# ITEMS start

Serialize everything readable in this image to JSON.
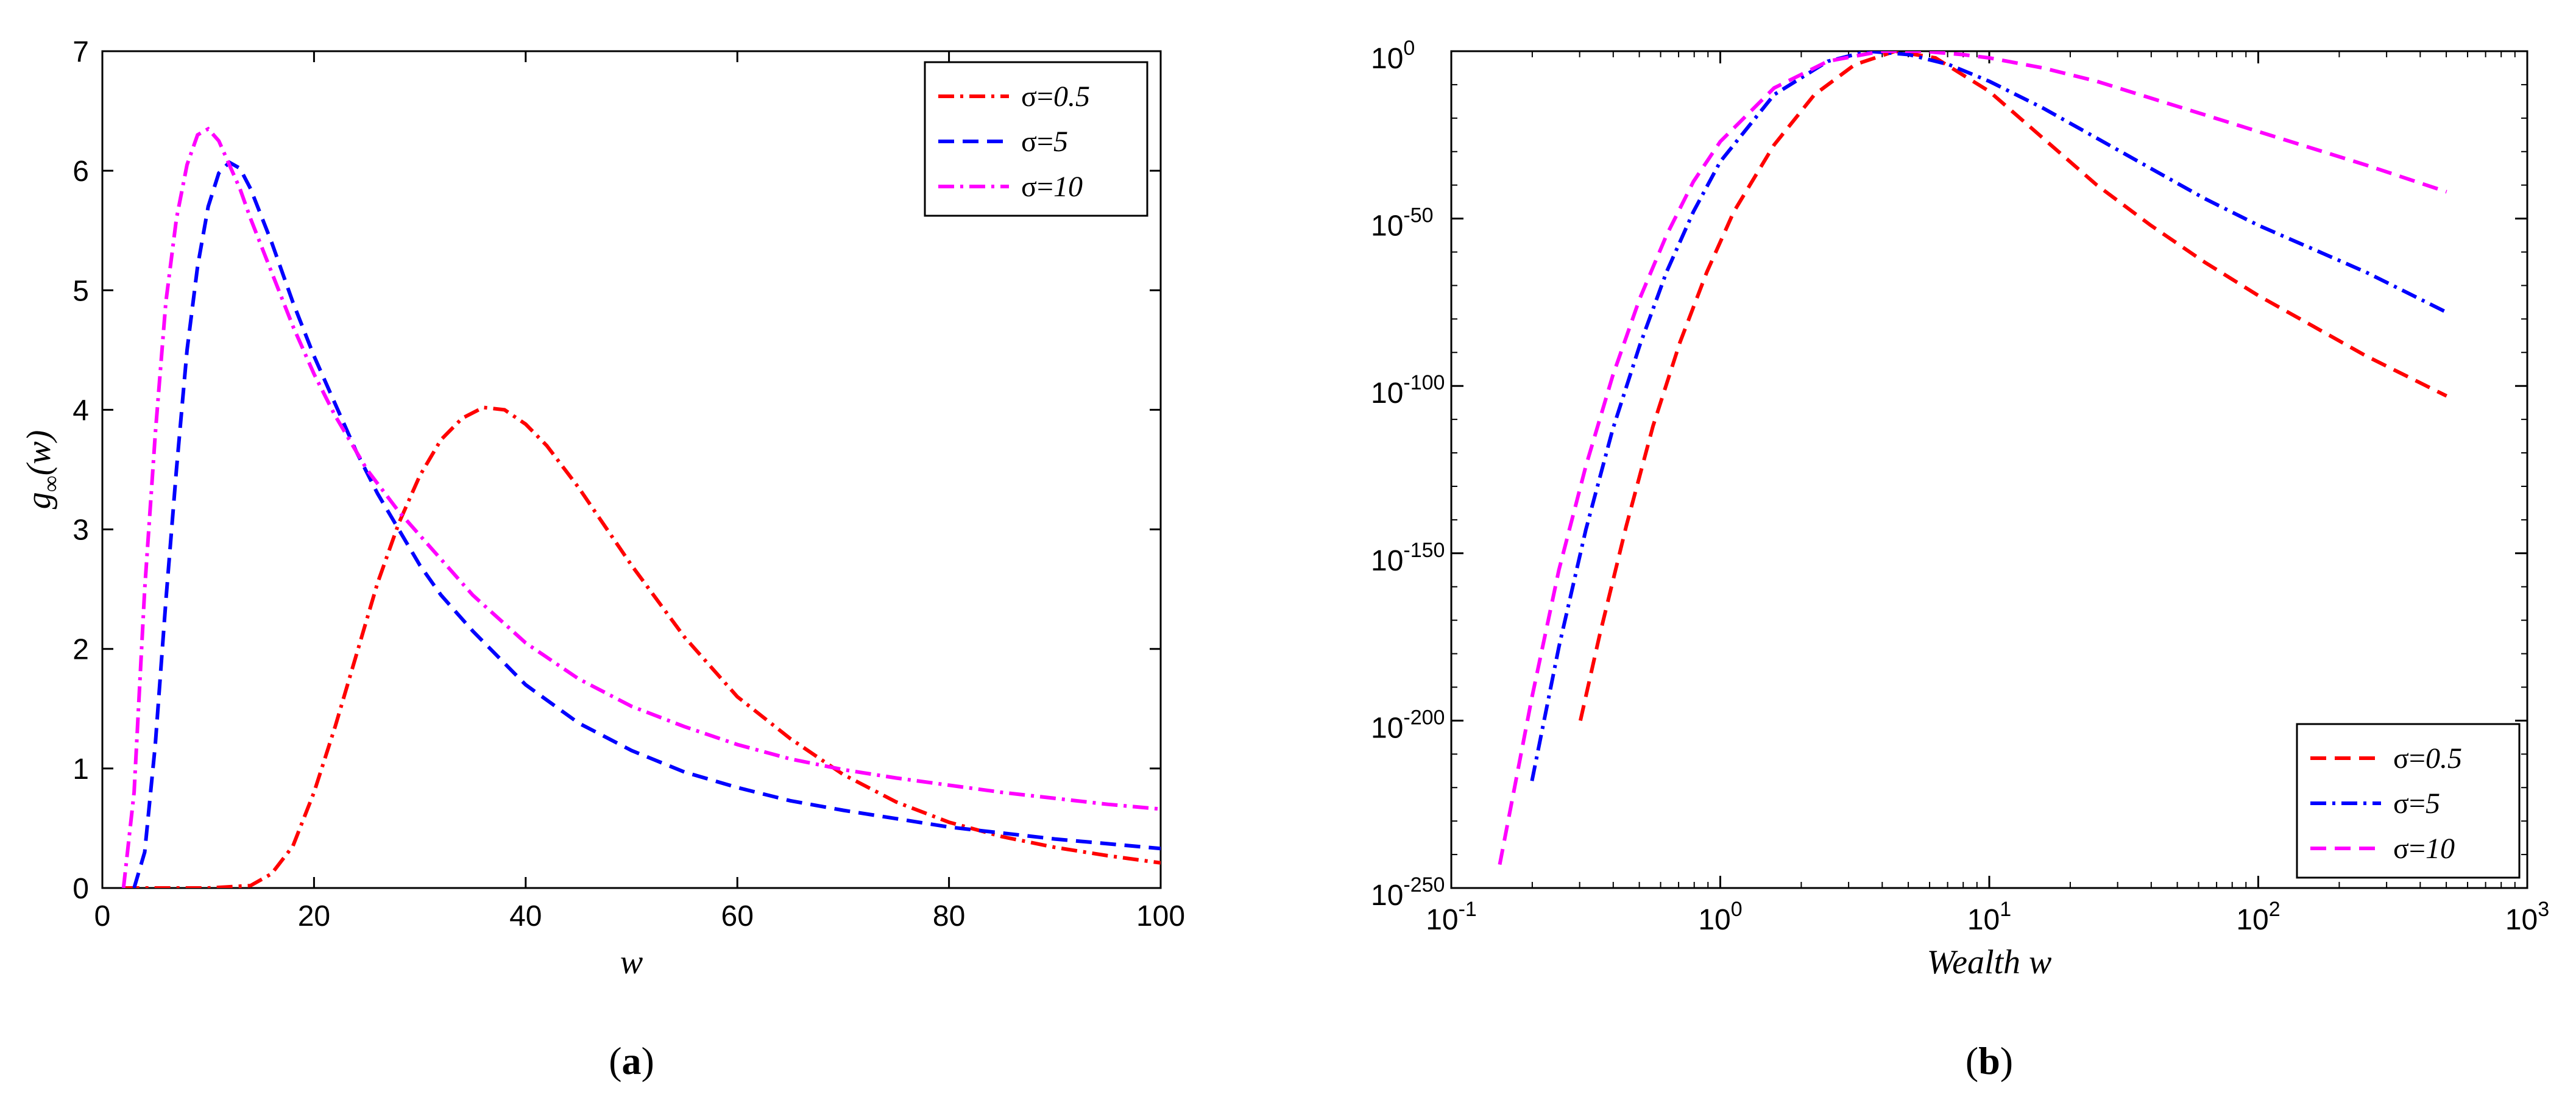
{
  "chart_data": [
    {
      "type": "line",
      "caption": "(a)",
      "caption_letter": "a",
      "xlabel": "w",
      "ylabel": "g∞(w)",
      "ylabel_main": "g",
      "ylabel_sub": "∞",
      "ylabel_rest": "(w)",
      "xlim": [
        0,
        100
      ],
      "ylim": [
        0,
        7
      ],
      "xticks": [
        0,
        20,
        40,
        60,
        80,
        100
      ],
      "yticks": [
        0,
        1,
        2,
        3,
        4,
        5,
        6,
        7
      ],
      "legend_position": "top-right",
      "series": [
        {
          "name": "σ=0.5",
          "name_prefix": "σ=",
          "name_value": "0.5",
          "color": "#ff0000",
          "dash": "dash-dot",
          "x": [
            2,
            10,
            14,
            16,
            18,
            20,
            22,
            24,
            26,
            28,
            30,
            32,
            34,
            36,
            38,
            40,
            42,
            45,
            50,
            55,
            60,
            65,
            70,
            75,
            80,
            85,
            90,
            95,
            100
          ],
          "y": [
            0,
            0,
            0.02,
            0.12,
            0.35,
            0.8,
            1.35,
            1.95,
            2.55,
            3.05,
            3.45,
            3.75,
            3.93,
            4.02,
            4.0,
            3.88,
            3.7,
            3.35,
            2.7,
            2.1,
            1.6,
            1.25,
            0.95,
            0.72,
            0.55,
            0.43,
            0.34,
            0.27,
            0.21
          ]
        },
        {
          "name": "σ=5",
          "name_prefix": "σ=",
          "name_value": "5",
          "color": "#0000ff",
          "dash": "dashed",
          "x": [
            3,
            4,
            5,
            6,
            7,
            8,
            9,
            10,
            11,
            12,
            13,
            14,
            16,
            18,
            20,
            22,
            24,
            26,
            28,
            30,
            32,
            35,
            40,
            45,
            50,
            55,
            60,
            65,
            70,
            75,
            80,
            85,
            90,
            95,
            100
          ],
          "y": [
            0,
            0.3,
            1.2,
            2.4,
            3.5,
            4.5,
            5.2,
            5.7,
            5.98,
            6.07,
            6.02,
            5.85,
            5.4,
            4.9,
            4.45,
            4.05,
            3.65,
            3.3,
            3.0,
            2.7,
            2.45,
            2.15,
            1.7,
            1.38,
            1.15,
            0.97,
            0.84,
            0.73,
            0.65,
            0.58,
            0.51,
            0.46,
            0.41,
            0.37,
            0.33
          ]
        },
        {
          "name": "σ=10",
          "name_prefix": "σ=",
          "name_value": "10",
          "color": "#ff00ff",
          "dash": "dash-dot",
          "x": [
            2,
            3,
            4,
            5,
            6,
            7,
            8,
            9,
            10,
            11,
            12,
            13,
            14,
            16,
            18,
            20,
            22,
            25,
            28,
            30,
            35,
            40,
            45,
            50,
            55,
            60,
            65,
            70,
            75,
            80,
            85,
            90,
            95,
            100
          ],
          "y": [
            0,
            0.8,
            2.5,
            3.8,
            4.9,
            5.6,
            6.05,
            6.3,
            6.35,
            6.25,
            6.05,
            5.85,
            5.6,
            5.15,
            4.7,
            4.3,
            3.95,
            3.5,
            3.15,
            2.95,
            2.45,
            2.05,
            1.75,
            1.52,
            1.35,
            1.2,
            1.08,
            0.99,
            0.92,
            0.86,
            0.8,
            0.75,
            0.7,
            0.66
          ]
        }
      ]
    },
    {
      "type": "line",
      "caption": "(b)",
      "caption_letter": "b",
      "xlabel": "Wealth w",
      "xscale": "log",
      "yscale": "log",
      "xlim_exp": [
        -1,
        3
      ],
      "ylim_exp": [
        -250,
        0
      ],
      "xtick_exponents": [
        "-1",
        "0",
        "1",
        "2",
        "3"
      ],
      "ytick_exponents": [
        "0",
        "-50",
        "-100",
        "-150",
        "-200",
        "-250"
      ],
      "tick_base": "10",
      "legend_position": "bottom-right",
      "series": [
        {
          "name": "σ=0.5",
          "name_prefix": "σ=",
          "name_value": "0.5",
          "color": "#ff0000",
          "dash": "dashed",
          "log10_x": [
            -0.52,
            -0.45,
            -0.35,
            -0.25,
            -0.15,
            -0.05,
            0.05,
            0.2,
            0.35,
            0.5,
            0.65,
            0.8,
            1.0,
            1.2,
            1.4,
            1.6,
            1.8,
            2.0,
            2.2,
            2.4,
            2.7
          ],
          "log10_y": [
            -200,
            -175,
            -142,
            -112,
            -87,
            -66,
            -48,
            -28,
            -13,
            -4,
            0,
            -2,
            -12,
            -26,
            -40,
            -52,
            -63,
            -73,
            -82,
            -91,
            -103
          ]
        },
        {
          "name": "σ=5",
          "name_prefix": "σ=",
          "name_value": "5",
          "color": "#0000ff",
          "dash": "dash-dot",
          "log10_x": [
            -0.7,
            -0.6,
            -0.5,
            -0.4,
            -0.3,
            -0.2,
            -0.1,
            0.0,
            0.2,
            0.4,
            0.55,
            0.7,
            0.85,
            1.0,
            1.2,
            1.4,
            1.6,
            1.8,
            2.0,
            2.2,
            2.4,
            2.7
          ],
          "log10_y": [
            -218,
            -178,
            -143,
            -113,
            -88,
            -66,
            -48,
            -33,
            -13,
            -3,
            0,
            -1,
            -4,
            -9,
            -17,
            -26,
            -35,
            -44,
            -52,
            -59,
            -66,
            -78
          ]
        },
        {
          "name": "σ=10",
          "name_prefix": "σ=",
          "name_value": "10",
          "color": "#ff00ff",
          "dash": "dashed",
          "log10_x": [
            -0.82,
            -0.7,
            -0.6,
            -0.5,
            -0.4,
            -0.3,
            -0.2,
            -0.1,
            0.0,
            0.2,
            0.4,
            0.6,
            0.75,
            0.9,
            1.0,
            1.2,
            1.4,
            1.6,
            1.8,
            2.0,
            2.2,
            2.4,
            2.7
          ],
          "log10_y": [
            -243,
            -193,
            -155,
            -124,
            -97,
            -74,
            -55,
            -39,
            -27,
            -11,
            -3,
            0,
            0,
            -1,
            -2,
            -5,
            -9,
            -14,
            -19,
            -24,
            -29,
            -34,
            -42
          ]
        }
      ]
    }
  ]
}
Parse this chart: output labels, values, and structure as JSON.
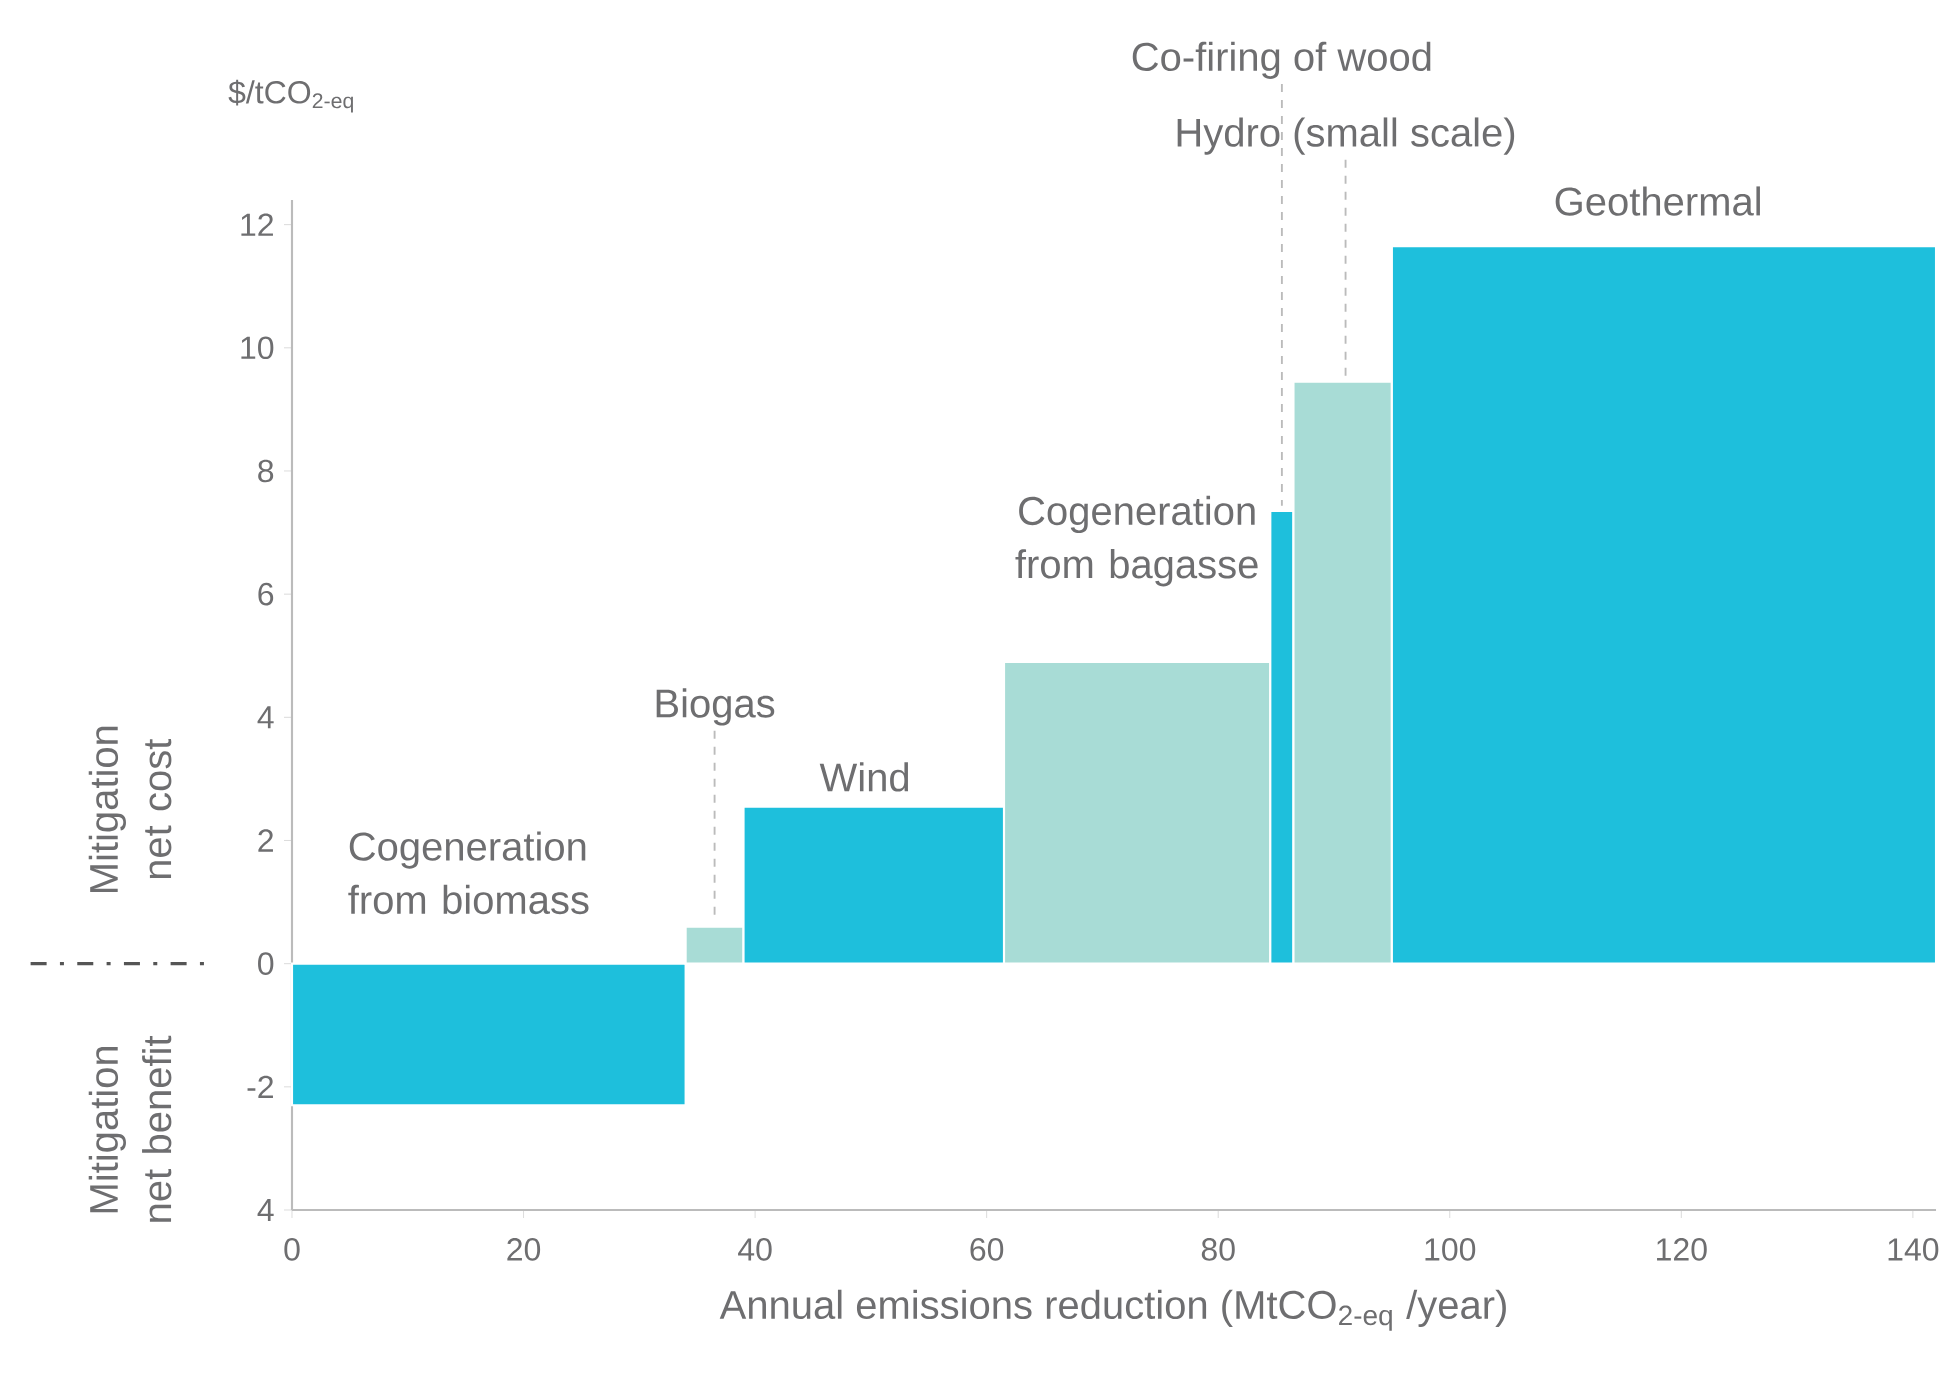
{
  "chart_data": {
    "type": "histogram",
    "ylabel": "$/tCO$_{2-eq}$",
    "xlabel": "Annual emissions reduction (MtCO$_{2-eq}$ /year)",
    "bins": [
      0,
      34,
      39,
      61.5,
      84.5,
      86.5,
      95,
      142
    ],
    "values": [
      -2.3,
      0.6,
      2.55,
      4.9,
      7.35,
      9.45,
      11.65
    ],
    "colors": [
      "#1ebfdc",
      "#a8dcd6",
      "#1ebfdc",
      "#a8dcd6",
      "#1ebfdc",
      "#a8dcd6",
      "#1ebfdc"
    ],
    "xlim": [
      0,
      142
    ],
    "ylim": [
      -4,
      12.4
    ],
    "xticks": [
      0,
      20,
      40,
      60,
      80,
      100,
      120,
      140
    ],
    "yticks": [
      {
        "value": -4,
        "label": "4"
      },
      -2,
      0,
      2,
      4,
      6,
      8,
      10,
      12
    ],
    "grid": false,
    "annotations": [
      "Cogeneration from biomass",
      {
        "text": "Biogas",
        "x": 36.5,
        "y": 0.6
      },
      "Wind",
      "Cogeneration from bagasse",
      {
        "text": "Co-firing of wood",
        "x": 85.5,
        "y": 7.35
      },
      {
        "text": "Hydro (small scale)",
        "x": 91,
        "y": 9.45
      },
      "Geothermal",
      "Mitigation net cost",
      "Mitigation net benefit"
    ]
  }
}
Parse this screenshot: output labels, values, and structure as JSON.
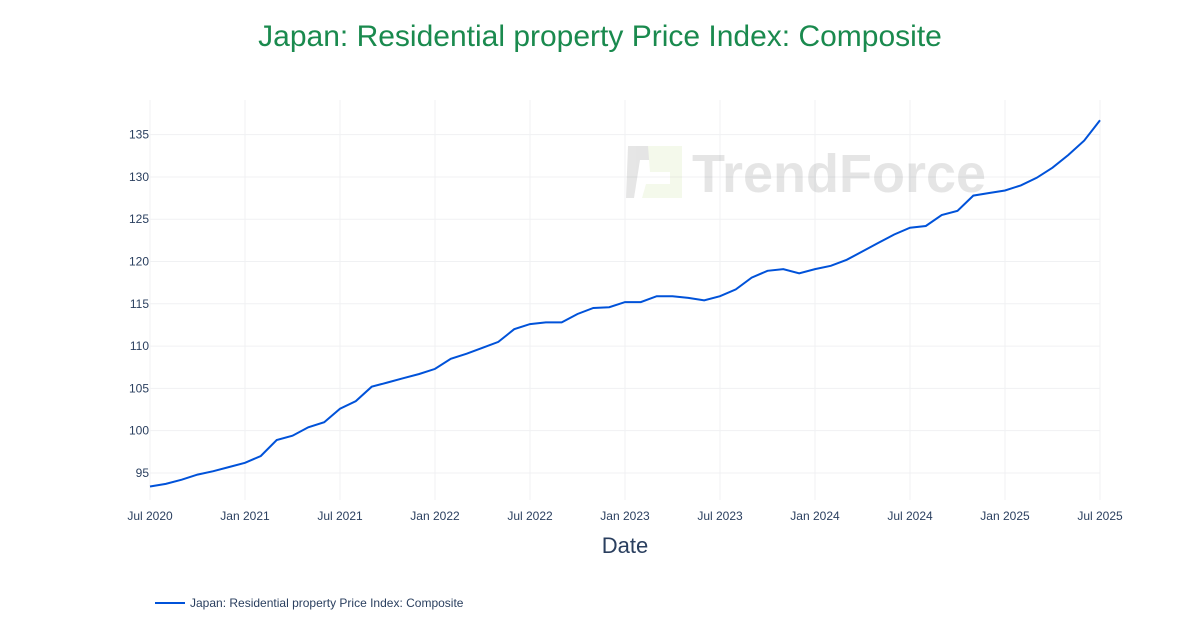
{
  "chart_data": {
    "type": "line",
    "title": "Japan: Residential property Price Index: Composite",
    "xlabel": "Date",
    "ylabel": "",
    "x_range": [
      "2020-07",
      "2025-07"
    ],
    "ylim": [
      91.8,
      139.1
    ],
    "grid": true,
    "legend_position": "bottom-left",
    "x_ticks": [
      "Jul 2020",
      "Jan 2021",
      "Jul 2021",
      "Jan 2022",
      "Jul 2022",
      "Jan 2023",
      "Jul 2023",
      "Jan 2024",
      "Jul 2024",
      "Jan 2025",
      "Jul 2025"
    ],
    "y_ticks": [
      95,
      100,
      105,
      110,
      115,
      120,
      125,
      130,
      135
    ],
    "series": [
      {
        "name": "Japan: Residential property Price Index: Composite",
        "color": "#0052d9",
        "start": "2020-07",
        "frequency": "monthly",
        "values": [
          93.4,
          93.7,
          94.2,
          94.8,
          95.2,
          95.7,
          96.2,
          97.0,
          98.9,
          99.4,
          100.4,
          101.0,
          102.6,
          103.5,
          105.2,
          105.7,
          106.2,
          106.7,
          107.3,
          108.5,
          109.1,
          109.8,
          110.5,
          112.0,
          112.6,
          112.8,
          112.8,
          113.8,
          114.5,
          114.6,
          115.2,
          115.2,
          115.9,
          115.9,
          115.7,
          115.4,
          115.9,
          116.7,
          118.1,
          118.9,
          119.1,
          118.6,
          119.1,
          119.5,
          120.2,
          121.2,
          122.2,
          123.2,
          124.0,
          124.2,
          125.5,
          126.0,
          127.8,
          128.1,
          128.4,
          129.0,
          129.9,
          131.1,
          132.6,
          134.3,
          136.7
        ]
      }
    ]
  },
  "watermark": "TrendForce"
}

# ITEMS end

**TO DO:** Search the listing for the word "Mitigation" and return each line that holds it.

**SOLUTION TO THE PROBLEM:**
      "Mitigation net cost",
      "Mitigation net benefit"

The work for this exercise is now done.